TASK BRIEF> Repeat every record below exactly as written.

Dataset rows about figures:
** begin **

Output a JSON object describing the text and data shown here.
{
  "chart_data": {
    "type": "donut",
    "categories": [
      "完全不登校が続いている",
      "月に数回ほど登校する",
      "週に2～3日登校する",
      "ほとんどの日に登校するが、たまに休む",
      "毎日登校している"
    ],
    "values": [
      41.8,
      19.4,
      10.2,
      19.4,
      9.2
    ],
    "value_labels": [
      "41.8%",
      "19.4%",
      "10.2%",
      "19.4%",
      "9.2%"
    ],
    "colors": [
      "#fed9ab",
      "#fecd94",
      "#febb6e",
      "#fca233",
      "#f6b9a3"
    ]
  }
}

** end **

EXERCISE SOLUTION>
Output a JSON object describing the text and data shown here.
{
  "chart_data": {
    "type": "donut",
    "categories": [
      "完全不登校が続いている",
      "月に数回ほど登校する",
      "週に2～3日登校する",
      "ほとんどの日に登校するが、たまに休む",
      "毎日登校している"
    ],
    "values": [
      41.8,
      19.4,
      10.2,
      19.4,
      9.2
    ],
    "value_labels": [
      "41.8%",
      "19.4%",
      "10.2%",
      "19.4%",
      "9.2%"
    ],
    "colors": [
      "#fed9ab",
      "#fecd94",
      "#febb6e",
      "#fca233",
      "#f6b9a3"
    ]
  }
}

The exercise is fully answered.